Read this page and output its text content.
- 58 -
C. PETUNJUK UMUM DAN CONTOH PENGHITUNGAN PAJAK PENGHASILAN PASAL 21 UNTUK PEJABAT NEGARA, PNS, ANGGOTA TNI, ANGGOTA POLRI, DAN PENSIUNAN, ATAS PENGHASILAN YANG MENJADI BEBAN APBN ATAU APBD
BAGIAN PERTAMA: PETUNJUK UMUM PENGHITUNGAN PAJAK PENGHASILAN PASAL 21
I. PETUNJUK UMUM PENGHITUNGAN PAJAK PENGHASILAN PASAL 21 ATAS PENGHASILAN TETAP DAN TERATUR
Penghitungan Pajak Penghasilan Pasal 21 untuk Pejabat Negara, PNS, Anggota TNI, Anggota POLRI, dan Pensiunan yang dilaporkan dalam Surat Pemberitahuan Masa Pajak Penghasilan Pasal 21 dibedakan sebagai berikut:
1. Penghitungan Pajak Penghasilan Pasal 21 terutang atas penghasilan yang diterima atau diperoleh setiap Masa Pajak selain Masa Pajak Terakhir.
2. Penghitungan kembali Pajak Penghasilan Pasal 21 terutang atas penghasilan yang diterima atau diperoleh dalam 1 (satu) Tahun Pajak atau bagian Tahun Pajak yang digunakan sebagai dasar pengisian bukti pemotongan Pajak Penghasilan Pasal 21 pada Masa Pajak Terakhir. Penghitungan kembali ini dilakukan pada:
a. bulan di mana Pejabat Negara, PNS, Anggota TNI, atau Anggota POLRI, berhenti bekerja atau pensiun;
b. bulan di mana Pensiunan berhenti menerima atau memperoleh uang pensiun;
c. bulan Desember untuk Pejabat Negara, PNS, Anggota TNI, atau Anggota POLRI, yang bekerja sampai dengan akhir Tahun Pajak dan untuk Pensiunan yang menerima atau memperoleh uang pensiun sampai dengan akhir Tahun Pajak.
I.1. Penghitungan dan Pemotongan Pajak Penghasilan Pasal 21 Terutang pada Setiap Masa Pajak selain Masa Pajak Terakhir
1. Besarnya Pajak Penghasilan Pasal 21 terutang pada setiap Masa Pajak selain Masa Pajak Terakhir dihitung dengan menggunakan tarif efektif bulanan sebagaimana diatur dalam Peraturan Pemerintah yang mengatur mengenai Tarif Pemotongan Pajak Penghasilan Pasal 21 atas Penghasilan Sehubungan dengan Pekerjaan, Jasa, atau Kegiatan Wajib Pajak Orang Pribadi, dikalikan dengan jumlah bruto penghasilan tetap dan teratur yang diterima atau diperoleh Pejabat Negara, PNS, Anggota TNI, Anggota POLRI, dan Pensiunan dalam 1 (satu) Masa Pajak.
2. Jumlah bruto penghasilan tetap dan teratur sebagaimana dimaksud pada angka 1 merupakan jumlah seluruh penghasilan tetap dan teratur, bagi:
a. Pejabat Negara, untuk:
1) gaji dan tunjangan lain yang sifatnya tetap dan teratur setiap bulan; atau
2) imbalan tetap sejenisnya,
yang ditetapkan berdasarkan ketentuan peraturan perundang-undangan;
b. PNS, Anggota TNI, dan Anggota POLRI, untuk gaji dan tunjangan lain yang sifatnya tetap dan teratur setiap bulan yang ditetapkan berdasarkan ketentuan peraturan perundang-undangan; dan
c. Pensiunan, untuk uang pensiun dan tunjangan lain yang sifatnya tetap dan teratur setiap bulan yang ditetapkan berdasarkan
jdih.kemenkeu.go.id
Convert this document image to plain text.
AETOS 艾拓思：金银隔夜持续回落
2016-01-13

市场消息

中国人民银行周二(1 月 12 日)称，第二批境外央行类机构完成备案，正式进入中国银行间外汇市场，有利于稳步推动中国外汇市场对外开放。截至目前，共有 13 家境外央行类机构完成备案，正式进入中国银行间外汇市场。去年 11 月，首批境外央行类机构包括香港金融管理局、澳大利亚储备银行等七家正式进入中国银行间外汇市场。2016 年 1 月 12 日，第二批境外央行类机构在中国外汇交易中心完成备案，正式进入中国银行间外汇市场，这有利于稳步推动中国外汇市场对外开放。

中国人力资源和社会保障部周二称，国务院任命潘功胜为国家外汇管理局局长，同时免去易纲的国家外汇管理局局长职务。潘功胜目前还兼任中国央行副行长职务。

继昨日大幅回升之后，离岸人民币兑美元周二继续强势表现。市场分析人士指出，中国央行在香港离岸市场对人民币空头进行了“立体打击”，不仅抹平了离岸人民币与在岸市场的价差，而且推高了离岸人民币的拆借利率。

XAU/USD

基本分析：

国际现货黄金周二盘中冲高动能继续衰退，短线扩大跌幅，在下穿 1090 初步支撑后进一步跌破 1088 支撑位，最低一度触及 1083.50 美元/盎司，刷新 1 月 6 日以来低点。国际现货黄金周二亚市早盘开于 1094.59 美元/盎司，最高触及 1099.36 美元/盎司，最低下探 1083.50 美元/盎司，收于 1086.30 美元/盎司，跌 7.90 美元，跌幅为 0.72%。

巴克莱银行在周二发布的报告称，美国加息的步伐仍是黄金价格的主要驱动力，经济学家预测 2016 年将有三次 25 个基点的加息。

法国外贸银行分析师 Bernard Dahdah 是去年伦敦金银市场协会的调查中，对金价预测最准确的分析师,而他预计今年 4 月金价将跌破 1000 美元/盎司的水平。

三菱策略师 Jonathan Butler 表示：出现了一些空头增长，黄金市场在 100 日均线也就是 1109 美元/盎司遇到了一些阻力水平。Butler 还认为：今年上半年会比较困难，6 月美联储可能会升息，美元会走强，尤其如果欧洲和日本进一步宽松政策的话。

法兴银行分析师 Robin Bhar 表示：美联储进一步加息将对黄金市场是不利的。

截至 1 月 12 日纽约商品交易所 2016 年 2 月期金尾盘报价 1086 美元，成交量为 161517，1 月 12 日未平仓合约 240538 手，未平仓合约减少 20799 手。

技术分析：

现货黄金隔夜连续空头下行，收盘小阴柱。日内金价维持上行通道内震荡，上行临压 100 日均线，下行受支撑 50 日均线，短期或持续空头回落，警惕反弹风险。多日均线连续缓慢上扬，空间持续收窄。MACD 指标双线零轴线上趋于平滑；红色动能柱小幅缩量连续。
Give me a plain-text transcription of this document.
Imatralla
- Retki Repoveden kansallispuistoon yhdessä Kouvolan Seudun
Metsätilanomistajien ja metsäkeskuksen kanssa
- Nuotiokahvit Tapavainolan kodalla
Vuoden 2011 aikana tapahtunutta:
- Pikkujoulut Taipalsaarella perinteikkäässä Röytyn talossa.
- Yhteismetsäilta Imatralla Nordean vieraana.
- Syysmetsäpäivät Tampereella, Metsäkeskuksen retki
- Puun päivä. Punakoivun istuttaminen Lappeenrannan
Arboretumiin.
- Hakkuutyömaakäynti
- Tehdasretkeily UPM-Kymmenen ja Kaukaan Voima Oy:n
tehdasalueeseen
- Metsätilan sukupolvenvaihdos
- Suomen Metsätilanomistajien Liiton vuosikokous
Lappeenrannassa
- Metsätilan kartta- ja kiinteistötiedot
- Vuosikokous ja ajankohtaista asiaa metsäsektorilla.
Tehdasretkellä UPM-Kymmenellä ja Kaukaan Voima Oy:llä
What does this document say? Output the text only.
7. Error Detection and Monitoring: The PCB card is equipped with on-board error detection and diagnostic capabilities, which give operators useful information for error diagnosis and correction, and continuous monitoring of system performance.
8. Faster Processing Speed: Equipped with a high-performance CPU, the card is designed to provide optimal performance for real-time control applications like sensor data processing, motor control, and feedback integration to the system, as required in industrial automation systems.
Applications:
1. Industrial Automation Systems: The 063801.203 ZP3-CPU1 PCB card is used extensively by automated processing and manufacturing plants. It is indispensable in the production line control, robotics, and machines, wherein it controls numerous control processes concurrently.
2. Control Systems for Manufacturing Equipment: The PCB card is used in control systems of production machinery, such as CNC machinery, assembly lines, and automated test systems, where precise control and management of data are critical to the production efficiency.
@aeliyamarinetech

........

— PROBLEM DESCRIPTION —
Tell how many lines of the data above hold the string "bruto". Give only the number.

— SOLUTION FOR THIS TASK —
2